• **SET EXERCISE**
Return the whole listing, line for line, without the pictures in it.

____ DATA LISTING

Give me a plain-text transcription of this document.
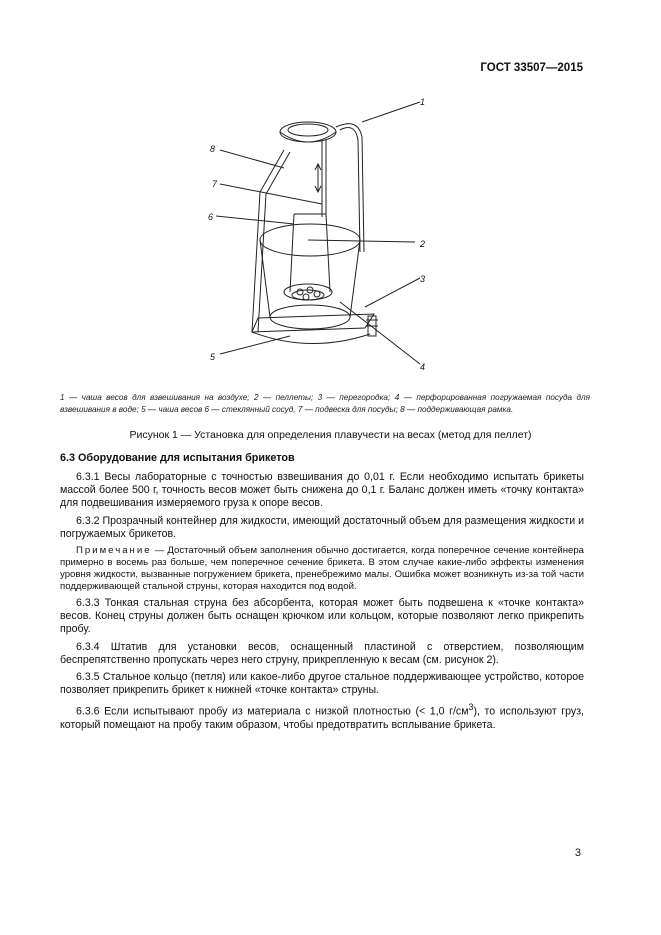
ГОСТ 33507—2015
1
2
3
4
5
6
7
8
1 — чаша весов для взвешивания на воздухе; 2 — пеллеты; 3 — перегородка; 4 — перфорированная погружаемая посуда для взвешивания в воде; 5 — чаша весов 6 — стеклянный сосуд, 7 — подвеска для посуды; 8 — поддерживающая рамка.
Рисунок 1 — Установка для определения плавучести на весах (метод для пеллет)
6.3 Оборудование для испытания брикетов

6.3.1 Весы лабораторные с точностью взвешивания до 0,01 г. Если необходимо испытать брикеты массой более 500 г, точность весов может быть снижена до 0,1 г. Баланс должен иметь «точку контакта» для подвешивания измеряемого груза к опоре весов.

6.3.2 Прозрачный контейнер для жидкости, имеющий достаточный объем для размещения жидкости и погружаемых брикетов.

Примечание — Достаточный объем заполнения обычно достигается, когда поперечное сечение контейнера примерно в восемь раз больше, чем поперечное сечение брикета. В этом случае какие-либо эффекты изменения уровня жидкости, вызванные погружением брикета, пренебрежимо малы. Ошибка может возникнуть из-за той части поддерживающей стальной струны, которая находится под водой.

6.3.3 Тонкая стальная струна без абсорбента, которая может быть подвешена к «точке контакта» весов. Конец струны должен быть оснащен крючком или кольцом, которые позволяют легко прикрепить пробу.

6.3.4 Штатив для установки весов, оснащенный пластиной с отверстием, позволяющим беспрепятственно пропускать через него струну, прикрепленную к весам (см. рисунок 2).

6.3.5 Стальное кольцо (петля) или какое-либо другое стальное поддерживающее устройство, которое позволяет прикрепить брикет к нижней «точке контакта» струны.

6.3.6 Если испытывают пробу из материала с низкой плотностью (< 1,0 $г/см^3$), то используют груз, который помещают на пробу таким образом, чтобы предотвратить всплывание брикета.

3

________

• **REPLY TO THE TASK**
Give me a plain-text transcription of this document.
ГОСТ 33507—2015
1
2
3
4
5
6
7
8
1 — чаша весов для взвешивания на воздухе; 2 — пеллеты; 3 — перегородка; 4 — перфорированная погружаемая посуда для взвешивания в воде; 5 — чаша весов 6 — стеклянный сосуд, 7 — подвеска для посуды; 8 — поддерживающая рамка.
Рисунок 1 — Установка для определения плавучести на весах (метод для пеллет)
6.3 Оборудование для испытания брикетов

6.3.1 Весы лабораторные с точностью взвешивания до 0,01 г. Если необходимо испытать брикеты массой более 500 г, точность весов может быть снижена до 0,1 г. Баланс должен иметь «точку контакта» для подвешивания измеряемого груза к опоре весов.

6.3.2 Прозрачный контейнер для жидкости, имеющий достаточный объем для размещения жидкости и погружаемых брикетов.

Примечание — Достаточный объем заполнения обычно достигается, когда поперечное сечение контейнера примерно в восемь раз больше, чем поперечное сечение брикета. В этом случае какие-либо эффекты изменения уровня жидкости, вызванные погружением брикета, пренебрежимо малы. Ошибка может возникнуть из-за той части поддерживающей стальной струны, которая находится под водой.

6.3.3 Тонкая стальная струна без абсорбента, которая может быть подвешена к «точке контакта» весов. Конец струны должен быть оснащен крючком или кольцом, которые позволяют легко прикрепить пробу.

6.3.4 Штатив для установки весов, оснащенный пластиной с отверстием, позволяющим беспрепятственно пропускать через него струну, прикрепленную к весам (см. рисунок 2).

6.3.5 Стальное кольцо (петля) или какое-либо другое стальное поддерживающее устройство, которое позволяет прикрепить брикет к нижней «точке контакта» струны.

6.3.6 Если испытывают пробу из материала с низкой плотностью (< 1,0 $г/см^3$), то используют груз, который помещают на пробу таким образом, чтобы предотвратить всплывание брикета.

3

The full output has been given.